Objective:
Your answer should be a single number: the count of lines in the material below that hold "Quota".

Data entries:

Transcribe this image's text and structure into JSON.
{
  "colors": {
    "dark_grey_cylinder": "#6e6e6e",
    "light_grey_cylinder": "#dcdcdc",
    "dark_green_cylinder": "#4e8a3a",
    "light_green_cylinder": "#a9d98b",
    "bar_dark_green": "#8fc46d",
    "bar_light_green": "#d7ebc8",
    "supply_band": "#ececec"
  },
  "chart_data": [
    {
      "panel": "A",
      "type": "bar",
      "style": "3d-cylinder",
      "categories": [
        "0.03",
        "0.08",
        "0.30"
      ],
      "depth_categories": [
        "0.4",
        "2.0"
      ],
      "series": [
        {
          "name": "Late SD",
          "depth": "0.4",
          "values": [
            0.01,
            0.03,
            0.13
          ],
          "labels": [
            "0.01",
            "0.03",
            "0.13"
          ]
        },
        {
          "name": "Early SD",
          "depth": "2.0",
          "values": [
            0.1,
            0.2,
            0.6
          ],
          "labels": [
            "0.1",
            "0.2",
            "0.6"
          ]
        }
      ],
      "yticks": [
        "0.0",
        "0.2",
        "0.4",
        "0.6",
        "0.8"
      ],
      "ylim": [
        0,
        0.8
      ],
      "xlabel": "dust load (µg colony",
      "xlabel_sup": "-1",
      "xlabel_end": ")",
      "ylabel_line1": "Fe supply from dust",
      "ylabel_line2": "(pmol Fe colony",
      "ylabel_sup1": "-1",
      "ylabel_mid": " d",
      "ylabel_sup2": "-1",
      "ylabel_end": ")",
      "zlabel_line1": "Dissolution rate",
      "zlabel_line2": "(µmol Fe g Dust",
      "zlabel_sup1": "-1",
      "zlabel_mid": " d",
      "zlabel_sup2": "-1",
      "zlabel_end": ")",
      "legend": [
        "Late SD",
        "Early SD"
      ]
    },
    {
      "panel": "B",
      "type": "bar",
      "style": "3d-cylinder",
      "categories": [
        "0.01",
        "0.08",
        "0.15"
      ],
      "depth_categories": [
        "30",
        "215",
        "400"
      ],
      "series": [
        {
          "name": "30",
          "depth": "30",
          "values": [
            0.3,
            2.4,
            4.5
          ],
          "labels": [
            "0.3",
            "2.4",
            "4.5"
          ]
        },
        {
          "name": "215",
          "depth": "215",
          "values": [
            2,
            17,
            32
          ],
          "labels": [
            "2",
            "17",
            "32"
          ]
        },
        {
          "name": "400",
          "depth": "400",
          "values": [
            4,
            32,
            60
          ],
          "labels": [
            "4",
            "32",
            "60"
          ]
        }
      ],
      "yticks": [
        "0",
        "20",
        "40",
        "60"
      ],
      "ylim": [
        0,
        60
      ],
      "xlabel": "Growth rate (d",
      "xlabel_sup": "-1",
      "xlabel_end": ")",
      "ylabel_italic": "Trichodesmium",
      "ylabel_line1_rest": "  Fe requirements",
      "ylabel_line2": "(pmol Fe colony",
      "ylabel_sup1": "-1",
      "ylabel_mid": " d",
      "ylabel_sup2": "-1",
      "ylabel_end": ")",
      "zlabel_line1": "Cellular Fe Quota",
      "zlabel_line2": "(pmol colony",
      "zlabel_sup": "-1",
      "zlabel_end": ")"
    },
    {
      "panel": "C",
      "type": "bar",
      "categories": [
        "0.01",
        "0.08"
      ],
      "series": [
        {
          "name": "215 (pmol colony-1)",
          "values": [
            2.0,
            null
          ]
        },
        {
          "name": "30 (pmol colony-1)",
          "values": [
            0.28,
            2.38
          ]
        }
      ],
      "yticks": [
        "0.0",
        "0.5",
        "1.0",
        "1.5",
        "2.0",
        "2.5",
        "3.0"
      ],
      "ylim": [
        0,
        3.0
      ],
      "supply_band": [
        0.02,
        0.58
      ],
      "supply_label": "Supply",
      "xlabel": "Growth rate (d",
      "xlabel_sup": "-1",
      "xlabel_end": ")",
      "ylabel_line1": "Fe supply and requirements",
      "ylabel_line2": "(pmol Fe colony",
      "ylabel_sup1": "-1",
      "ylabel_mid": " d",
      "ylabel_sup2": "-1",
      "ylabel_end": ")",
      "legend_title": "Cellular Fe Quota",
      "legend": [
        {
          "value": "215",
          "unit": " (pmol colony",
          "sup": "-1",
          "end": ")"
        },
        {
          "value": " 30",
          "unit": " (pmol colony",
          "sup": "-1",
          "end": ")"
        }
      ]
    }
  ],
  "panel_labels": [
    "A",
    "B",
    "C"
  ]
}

Problem solution:
2